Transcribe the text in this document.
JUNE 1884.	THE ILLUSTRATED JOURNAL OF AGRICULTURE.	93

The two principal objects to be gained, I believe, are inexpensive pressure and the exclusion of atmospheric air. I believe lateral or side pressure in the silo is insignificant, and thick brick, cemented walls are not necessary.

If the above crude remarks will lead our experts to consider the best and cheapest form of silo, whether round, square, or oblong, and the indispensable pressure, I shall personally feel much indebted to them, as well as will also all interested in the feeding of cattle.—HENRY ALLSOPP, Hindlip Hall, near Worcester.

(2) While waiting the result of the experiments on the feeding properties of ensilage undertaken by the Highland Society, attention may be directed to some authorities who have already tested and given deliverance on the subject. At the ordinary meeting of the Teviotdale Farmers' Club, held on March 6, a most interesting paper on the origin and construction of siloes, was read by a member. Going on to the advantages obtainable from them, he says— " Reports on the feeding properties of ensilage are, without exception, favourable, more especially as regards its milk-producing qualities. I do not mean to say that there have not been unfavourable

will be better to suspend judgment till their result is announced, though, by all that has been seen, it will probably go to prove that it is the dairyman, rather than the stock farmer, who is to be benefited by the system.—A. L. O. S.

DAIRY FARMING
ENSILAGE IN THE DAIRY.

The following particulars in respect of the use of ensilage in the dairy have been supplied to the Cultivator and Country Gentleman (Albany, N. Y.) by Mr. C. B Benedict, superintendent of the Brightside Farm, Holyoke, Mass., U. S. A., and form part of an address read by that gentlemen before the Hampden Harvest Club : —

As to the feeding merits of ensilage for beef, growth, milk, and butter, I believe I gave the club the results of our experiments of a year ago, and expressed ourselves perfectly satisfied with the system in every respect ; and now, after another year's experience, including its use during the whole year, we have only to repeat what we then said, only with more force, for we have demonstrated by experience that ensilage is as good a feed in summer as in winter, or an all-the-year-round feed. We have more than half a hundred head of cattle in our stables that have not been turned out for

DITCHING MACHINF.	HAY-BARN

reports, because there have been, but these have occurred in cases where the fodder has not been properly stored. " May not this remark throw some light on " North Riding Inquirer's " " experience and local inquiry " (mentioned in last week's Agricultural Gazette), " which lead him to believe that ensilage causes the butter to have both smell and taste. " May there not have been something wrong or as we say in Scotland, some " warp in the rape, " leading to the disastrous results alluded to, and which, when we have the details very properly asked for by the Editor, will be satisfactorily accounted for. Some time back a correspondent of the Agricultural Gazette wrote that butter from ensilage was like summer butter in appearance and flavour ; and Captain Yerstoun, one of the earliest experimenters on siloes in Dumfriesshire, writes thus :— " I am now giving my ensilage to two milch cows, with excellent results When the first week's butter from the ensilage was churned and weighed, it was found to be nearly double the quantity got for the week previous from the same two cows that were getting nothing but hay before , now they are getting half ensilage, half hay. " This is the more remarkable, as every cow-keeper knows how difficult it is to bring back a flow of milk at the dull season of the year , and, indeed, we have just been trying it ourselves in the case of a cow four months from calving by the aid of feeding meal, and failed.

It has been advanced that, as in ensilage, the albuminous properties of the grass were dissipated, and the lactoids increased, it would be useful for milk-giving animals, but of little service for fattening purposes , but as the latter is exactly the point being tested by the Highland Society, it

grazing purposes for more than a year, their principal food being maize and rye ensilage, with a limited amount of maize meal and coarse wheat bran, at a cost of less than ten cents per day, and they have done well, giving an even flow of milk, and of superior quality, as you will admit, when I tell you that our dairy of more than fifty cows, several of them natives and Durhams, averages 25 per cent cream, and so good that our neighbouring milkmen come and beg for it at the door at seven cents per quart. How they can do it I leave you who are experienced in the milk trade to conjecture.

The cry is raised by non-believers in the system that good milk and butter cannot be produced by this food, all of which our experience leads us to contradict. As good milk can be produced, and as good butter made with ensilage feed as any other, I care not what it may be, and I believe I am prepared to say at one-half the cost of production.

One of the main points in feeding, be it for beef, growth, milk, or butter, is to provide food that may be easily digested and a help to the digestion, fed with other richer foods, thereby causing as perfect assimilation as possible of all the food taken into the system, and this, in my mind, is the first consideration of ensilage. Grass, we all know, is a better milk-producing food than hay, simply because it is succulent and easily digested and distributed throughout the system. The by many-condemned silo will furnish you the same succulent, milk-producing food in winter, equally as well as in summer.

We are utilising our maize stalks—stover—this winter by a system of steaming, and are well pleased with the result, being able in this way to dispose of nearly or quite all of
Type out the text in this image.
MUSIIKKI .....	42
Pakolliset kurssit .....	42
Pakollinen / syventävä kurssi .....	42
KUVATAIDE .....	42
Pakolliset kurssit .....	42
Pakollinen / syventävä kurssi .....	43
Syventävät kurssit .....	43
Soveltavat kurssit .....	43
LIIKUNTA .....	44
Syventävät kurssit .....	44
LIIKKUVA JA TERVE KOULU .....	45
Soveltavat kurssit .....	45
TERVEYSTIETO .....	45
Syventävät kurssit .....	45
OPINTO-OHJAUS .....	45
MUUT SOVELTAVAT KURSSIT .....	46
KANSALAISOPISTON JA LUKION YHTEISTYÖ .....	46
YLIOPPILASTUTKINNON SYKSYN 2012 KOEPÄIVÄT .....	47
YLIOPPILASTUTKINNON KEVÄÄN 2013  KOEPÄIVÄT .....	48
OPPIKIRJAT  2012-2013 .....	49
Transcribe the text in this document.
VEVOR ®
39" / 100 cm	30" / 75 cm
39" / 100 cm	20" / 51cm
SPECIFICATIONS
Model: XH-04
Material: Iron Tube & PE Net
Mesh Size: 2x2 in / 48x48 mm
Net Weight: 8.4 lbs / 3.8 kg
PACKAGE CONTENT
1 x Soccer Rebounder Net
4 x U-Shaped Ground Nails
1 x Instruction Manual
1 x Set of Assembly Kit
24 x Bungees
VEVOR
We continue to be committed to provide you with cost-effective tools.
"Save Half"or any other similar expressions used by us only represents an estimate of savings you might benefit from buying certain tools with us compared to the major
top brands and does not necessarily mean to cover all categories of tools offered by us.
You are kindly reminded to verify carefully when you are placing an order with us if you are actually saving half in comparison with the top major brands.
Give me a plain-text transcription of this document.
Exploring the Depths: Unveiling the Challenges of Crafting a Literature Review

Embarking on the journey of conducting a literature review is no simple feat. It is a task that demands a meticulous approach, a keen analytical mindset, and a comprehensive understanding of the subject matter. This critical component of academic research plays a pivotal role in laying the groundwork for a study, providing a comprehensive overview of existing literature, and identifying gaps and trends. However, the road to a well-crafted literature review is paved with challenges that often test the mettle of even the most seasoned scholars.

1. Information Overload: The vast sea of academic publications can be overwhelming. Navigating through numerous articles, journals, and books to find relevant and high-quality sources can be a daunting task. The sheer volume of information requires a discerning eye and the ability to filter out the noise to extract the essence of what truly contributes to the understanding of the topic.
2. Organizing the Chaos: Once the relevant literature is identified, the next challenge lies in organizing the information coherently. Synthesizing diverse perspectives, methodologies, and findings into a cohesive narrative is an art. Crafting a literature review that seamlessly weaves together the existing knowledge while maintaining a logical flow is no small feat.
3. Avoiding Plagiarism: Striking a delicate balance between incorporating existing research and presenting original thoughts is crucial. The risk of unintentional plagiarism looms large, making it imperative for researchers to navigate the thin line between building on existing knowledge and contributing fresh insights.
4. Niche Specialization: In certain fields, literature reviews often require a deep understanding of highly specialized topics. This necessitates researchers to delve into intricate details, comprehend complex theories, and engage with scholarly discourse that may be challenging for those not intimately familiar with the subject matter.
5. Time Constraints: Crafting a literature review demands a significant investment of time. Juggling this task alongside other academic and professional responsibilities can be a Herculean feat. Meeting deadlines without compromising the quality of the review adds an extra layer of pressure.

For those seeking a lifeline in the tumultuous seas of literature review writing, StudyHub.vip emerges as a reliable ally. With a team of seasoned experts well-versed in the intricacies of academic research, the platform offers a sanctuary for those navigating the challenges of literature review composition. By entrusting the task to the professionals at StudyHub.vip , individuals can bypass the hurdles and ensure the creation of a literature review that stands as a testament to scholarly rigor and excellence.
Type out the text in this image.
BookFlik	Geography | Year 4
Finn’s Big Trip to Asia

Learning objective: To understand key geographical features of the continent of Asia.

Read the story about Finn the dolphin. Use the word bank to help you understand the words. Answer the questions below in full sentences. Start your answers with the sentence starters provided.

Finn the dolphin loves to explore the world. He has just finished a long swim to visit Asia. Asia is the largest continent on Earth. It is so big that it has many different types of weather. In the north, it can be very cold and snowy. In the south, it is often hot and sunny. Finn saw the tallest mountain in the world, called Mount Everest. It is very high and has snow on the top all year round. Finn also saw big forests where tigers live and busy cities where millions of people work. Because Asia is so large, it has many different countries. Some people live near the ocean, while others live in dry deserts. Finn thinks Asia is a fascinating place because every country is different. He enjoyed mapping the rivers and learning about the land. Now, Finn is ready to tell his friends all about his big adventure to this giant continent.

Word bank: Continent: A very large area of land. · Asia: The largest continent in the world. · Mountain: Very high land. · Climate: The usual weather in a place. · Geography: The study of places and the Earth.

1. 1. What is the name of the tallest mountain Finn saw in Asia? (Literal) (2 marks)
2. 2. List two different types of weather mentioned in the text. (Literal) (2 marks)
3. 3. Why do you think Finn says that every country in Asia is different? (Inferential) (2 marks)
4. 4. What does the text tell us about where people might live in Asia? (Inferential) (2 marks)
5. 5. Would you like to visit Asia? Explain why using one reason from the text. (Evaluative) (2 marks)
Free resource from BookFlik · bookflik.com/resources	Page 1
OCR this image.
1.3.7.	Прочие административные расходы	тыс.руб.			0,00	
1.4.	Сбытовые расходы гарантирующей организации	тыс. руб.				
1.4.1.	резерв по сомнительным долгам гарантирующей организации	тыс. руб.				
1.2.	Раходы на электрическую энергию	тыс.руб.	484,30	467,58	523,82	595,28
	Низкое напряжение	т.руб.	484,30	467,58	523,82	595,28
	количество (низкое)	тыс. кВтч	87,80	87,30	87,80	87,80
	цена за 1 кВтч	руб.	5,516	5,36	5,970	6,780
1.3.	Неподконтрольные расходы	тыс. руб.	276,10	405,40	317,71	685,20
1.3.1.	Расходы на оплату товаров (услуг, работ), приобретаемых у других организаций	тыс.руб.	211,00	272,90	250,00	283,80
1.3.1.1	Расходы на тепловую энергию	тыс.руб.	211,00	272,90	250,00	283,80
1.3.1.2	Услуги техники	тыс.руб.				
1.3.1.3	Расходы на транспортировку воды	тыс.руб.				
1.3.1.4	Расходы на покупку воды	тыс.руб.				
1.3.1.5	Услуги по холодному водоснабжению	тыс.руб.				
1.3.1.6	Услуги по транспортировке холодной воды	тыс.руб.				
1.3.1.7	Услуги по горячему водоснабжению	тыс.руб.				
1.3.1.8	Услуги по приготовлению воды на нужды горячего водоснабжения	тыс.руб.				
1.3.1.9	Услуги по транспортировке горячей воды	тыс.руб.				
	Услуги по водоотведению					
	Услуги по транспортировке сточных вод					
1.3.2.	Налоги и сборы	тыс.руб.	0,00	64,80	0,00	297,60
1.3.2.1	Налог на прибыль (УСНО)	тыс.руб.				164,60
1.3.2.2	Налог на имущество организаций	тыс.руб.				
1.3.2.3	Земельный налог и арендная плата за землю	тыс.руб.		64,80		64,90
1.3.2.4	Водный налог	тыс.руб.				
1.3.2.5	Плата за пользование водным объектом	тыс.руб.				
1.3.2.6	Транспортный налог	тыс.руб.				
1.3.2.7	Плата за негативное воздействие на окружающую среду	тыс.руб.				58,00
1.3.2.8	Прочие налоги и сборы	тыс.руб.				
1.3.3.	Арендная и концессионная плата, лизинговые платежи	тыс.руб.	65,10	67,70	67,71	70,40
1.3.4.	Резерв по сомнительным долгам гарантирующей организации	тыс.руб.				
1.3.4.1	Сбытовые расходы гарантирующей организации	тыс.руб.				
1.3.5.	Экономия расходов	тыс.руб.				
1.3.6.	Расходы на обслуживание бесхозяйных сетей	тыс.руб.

◇ ◇ ◇ ◇

> Exercise objective
From the records above, pick out and copy each line holding the word "KOEPÄIVÄT".

> Answer in full
YLIOPPILASTUTKINNON SYKSYN 2012 KOEPÄIVÄT .....	47
YLIOPPILASTUTKINNON KEVÄÄN 2013  KOEPÄIVÄT .....	48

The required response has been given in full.